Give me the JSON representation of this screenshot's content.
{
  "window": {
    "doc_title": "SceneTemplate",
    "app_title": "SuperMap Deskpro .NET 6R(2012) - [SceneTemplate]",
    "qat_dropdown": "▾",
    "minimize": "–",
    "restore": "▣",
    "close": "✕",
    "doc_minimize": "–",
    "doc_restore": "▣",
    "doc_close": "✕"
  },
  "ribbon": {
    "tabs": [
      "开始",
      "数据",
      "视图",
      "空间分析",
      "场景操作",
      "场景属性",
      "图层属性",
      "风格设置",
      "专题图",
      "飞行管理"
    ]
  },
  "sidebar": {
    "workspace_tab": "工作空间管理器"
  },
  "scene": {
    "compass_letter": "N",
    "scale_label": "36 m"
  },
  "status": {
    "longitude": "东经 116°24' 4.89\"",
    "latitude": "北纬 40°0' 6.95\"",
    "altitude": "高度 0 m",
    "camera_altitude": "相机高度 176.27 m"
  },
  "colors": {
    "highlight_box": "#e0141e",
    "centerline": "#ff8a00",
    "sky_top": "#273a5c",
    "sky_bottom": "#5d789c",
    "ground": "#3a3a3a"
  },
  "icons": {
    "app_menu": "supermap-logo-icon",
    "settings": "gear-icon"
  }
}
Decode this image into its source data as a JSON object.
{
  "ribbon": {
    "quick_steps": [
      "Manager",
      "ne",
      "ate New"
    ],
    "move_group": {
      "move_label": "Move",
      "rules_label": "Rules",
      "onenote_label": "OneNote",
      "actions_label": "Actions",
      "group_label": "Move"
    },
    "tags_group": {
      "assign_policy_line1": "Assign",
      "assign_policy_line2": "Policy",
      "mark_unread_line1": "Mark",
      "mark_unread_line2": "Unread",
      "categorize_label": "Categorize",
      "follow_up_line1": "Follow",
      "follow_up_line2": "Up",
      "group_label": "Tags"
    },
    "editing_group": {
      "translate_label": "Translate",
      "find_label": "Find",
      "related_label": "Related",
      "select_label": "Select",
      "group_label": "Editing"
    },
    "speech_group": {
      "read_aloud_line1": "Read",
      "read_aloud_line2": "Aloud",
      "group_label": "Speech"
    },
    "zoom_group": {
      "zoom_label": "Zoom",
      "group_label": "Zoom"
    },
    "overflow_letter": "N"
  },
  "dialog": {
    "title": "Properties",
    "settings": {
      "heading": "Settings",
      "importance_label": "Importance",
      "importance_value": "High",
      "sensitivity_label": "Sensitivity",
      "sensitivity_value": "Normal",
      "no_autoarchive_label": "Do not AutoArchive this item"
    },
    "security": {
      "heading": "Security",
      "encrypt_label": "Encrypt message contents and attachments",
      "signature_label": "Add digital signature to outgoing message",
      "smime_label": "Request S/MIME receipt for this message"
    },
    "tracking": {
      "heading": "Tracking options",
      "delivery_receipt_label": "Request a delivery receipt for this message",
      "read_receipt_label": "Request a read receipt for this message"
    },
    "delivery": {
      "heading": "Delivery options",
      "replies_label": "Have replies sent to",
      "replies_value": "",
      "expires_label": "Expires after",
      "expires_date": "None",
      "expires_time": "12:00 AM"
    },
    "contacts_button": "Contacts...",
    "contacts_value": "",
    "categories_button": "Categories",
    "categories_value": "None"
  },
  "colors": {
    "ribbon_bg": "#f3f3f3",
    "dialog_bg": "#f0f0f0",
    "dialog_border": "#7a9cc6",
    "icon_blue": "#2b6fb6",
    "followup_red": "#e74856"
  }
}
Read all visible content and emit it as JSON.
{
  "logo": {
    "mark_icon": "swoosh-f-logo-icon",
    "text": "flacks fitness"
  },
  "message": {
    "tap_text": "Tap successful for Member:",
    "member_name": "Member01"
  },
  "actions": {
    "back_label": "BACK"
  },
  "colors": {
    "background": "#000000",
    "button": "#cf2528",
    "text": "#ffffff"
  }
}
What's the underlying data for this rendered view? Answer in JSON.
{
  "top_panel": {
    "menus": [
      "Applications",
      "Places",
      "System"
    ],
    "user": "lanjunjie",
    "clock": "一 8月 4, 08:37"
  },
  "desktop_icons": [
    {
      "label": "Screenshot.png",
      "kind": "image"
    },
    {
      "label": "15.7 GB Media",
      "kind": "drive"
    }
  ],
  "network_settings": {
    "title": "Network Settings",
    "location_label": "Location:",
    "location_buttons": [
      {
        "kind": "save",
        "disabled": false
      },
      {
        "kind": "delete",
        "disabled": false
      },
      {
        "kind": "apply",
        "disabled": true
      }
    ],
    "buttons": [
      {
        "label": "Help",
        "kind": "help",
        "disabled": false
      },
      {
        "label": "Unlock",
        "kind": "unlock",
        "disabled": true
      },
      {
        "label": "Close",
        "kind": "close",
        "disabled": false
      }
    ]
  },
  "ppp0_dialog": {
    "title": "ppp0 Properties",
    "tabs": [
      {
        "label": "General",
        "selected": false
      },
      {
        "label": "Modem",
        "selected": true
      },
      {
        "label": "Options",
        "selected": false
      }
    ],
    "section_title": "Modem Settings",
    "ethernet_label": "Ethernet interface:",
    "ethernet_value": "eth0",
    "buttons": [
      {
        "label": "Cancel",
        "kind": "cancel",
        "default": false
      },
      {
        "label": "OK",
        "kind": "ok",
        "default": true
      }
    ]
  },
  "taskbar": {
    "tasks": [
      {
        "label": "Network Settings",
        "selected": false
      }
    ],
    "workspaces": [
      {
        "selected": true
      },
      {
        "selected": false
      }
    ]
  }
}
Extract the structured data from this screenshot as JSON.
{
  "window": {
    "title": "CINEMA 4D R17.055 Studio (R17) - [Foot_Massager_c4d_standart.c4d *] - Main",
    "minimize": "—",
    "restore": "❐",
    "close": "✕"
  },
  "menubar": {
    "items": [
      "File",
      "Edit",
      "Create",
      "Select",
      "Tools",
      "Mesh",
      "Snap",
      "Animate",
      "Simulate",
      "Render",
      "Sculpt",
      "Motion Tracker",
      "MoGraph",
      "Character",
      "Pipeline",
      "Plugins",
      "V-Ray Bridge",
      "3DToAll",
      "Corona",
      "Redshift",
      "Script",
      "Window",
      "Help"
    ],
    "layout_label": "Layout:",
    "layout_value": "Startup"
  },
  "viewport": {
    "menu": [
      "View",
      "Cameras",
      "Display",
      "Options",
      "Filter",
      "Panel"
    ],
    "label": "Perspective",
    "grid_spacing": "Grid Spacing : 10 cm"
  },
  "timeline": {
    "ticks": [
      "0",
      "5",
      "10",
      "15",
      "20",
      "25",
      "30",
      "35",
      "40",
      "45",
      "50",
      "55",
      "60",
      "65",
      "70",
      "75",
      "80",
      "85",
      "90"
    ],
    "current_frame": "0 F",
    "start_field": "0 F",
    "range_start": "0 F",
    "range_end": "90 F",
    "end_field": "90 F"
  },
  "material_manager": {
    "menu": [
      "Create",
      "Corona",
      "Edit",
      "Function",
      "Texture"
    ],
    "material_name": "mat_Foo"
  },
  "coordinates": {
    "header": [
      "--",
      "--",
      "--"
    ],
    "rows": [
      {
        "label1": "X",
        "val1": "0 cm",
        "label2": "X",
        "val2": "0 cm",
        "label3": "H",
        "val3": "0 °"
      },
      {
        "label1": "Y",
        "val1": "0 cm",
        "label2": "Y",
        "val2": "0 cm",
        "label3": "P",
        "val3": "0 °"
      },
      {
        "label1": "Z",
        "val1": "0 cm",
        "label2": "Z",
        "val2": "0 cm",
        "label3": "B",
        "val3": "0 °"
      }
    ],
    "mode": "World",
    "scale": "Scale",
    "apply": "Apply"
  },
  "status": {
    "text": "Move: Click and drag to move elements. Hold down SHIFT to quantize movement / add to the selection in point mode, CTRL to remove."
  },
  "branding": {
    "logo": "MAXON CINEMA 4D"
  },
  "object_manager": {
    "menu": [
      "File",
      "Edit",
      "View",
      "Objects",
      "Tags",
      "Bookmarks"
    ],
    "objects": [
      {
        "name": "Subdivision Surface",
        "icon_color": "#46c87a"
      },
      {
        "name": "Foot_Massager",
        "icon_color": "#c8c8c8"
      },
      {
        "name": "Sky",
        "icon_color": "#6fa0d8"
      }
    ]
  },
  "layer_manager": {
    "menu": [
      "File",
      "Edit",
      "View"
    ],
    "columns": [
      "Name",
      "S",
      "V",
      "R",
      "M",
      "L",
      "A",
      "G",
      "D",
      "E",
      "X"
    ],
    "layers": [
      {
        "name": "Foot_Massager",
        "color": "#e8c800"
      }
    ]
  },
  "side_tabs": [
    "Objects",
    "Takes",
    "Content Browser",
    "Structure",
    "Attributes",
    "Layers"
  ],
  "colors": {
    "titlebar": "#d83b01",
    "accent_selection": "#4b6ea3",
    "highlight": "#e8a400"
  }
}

*Task instructions*.
Gather each line of the records holding the string "SceneTemplate".

*Full response*.
    "doc_title": "SceneTemplate",
    "app_title": "SuperMap Deskpro .NET 6R(2012) - [SceneTemplate]",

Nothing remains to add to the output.